++++ DATA FOR PROCESSING

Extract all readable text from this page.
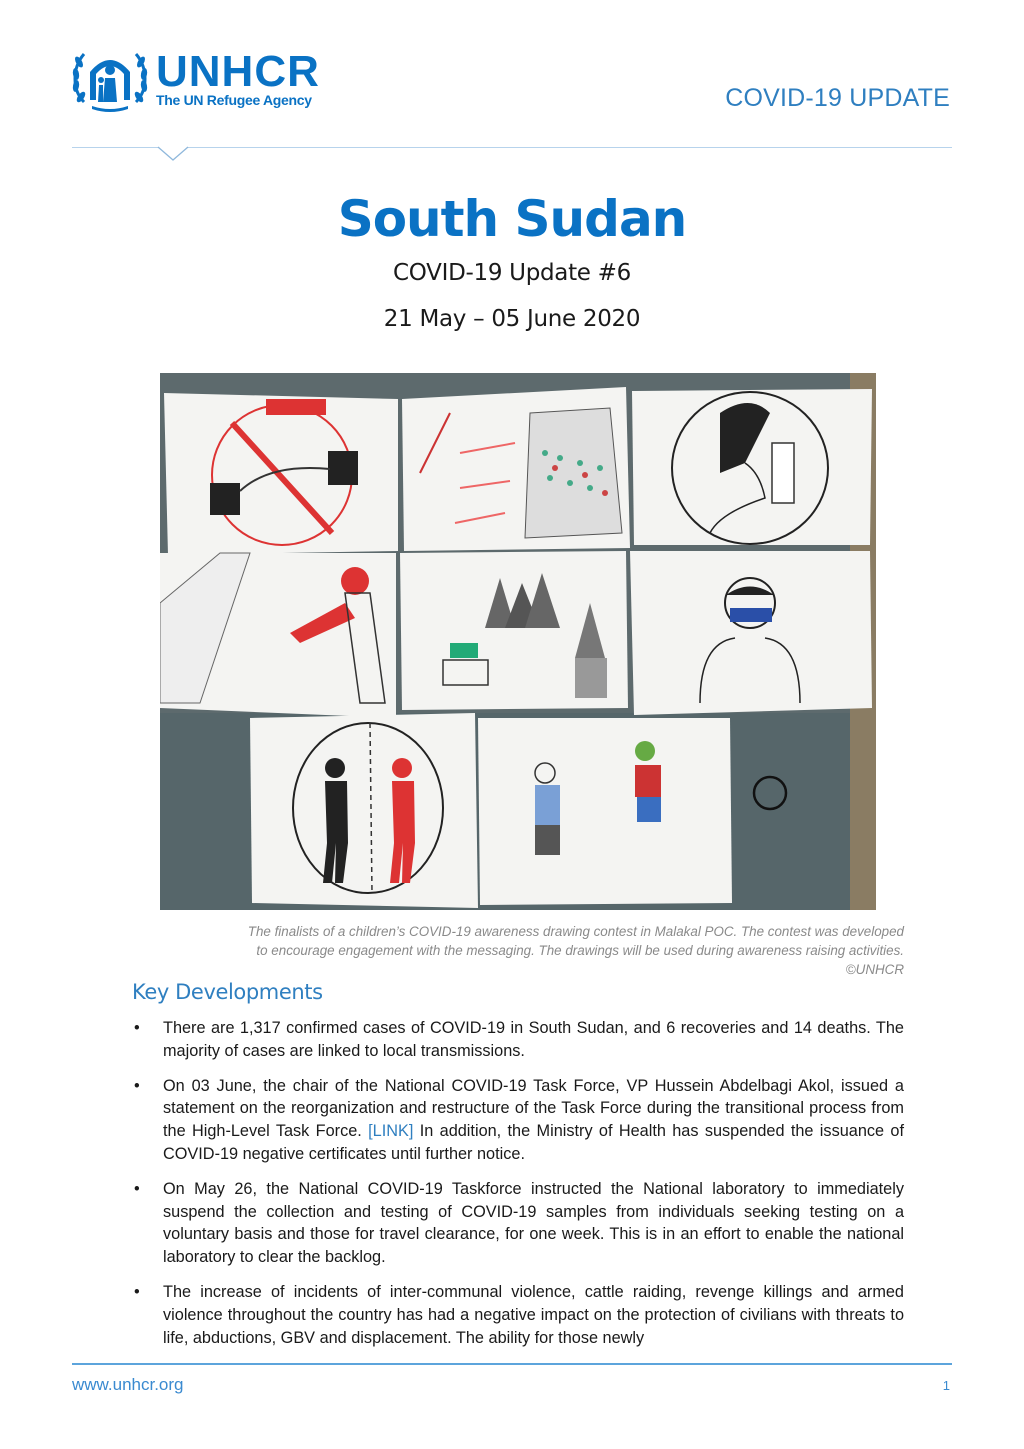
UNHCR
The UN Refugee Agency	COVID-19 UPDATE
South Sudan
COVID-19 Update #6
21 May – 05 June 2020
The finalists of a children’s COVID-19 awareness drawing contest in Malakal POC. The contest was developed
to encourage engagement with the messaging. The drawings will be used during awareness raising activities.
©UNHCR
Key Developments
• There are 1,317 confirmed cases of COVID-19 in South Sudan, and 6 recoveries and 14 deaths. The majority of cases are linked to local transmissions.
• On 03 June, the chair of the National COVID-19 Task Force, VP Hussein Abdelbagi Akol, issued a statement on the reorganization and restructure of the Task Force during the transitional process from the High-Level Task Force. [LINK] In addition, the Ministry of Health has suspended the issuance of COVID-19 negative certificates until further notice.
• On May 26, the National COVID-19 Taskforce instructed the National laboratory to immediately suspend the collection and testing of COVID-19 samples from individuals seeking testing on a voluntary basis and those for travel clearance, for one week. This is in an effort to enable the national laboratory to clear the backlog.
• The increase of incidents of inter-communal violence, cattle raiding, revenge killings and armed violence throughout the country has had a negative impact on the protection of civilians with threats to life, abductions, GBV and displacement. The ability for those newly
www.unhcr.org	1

++++++++
++++ DATA FOR PROCESSING

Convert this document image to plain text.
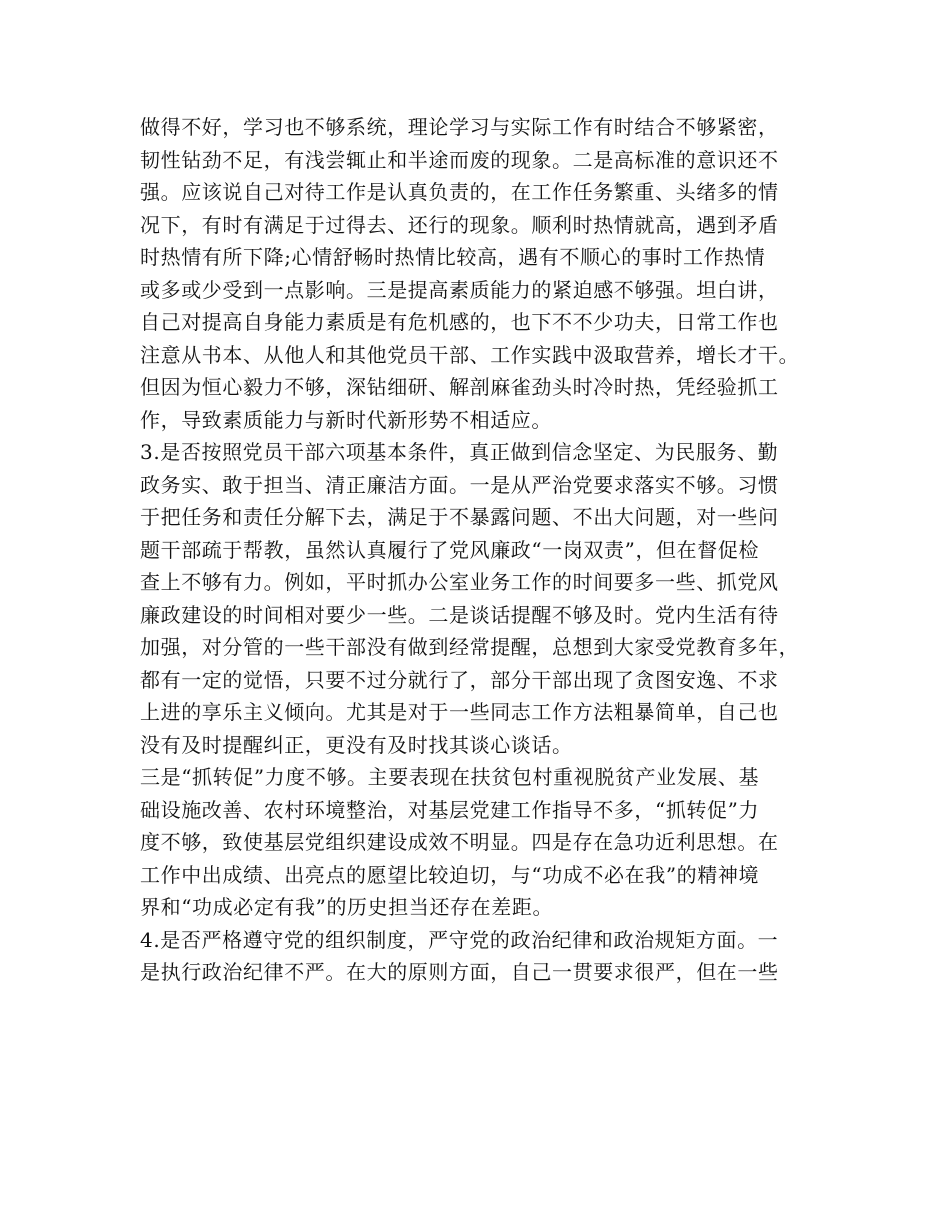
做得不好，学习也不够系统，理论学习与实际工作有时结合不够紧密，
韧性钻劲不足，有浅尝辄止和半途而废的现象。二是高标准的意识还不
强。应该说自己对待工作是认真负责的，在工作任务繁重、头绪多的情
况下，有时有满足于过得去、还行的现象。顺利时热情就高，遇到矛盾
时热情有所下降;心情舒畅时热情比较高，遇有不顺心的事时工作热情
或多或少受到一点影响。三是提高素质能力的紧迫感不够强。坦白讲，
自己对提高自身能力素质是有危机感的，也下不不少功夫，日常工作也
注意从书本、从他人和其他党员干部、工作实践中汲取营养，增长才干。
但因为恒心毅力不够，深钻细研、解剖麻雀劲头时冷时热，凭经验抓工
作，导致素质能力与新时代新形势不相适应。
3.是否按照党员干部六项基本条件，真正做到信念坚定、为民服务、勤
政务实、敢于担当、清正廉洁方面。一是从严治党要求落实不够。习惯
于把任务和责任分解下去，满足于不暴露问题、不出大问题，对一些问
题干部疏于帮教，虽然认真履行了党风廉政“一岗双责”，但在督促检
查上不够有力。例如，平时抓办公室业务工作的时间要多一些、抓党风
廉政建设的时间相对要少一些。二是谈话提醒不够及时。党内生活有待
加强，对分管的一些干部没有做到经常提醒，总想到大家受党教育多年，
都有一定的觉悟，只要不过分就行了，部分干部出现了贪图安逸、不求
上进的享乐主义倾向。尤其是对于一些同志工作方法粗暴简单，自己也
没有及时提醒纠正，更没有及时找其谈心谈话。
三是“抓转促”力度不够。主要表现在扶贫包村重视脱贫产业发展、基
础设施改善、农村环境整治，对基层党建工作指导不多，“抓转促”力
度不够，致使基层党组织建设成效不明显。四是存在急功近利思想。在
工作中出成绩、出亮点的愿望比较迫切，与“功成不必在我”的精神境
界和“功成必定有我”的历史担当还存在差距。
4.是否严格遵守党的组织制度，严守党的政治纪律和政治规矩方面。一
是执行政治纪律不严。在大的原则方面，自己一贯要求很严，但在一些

++++++++

__TASK TO COMPLETE__
Collect each line holding the string "Sudan".

__ANSWER IN FULL__
South Sudan
• There are 1,317 confirmed cases of COVID-19 in South Sudan, and 6 recoveries and 14 deaths. The majority of cases are linked to local transmissions.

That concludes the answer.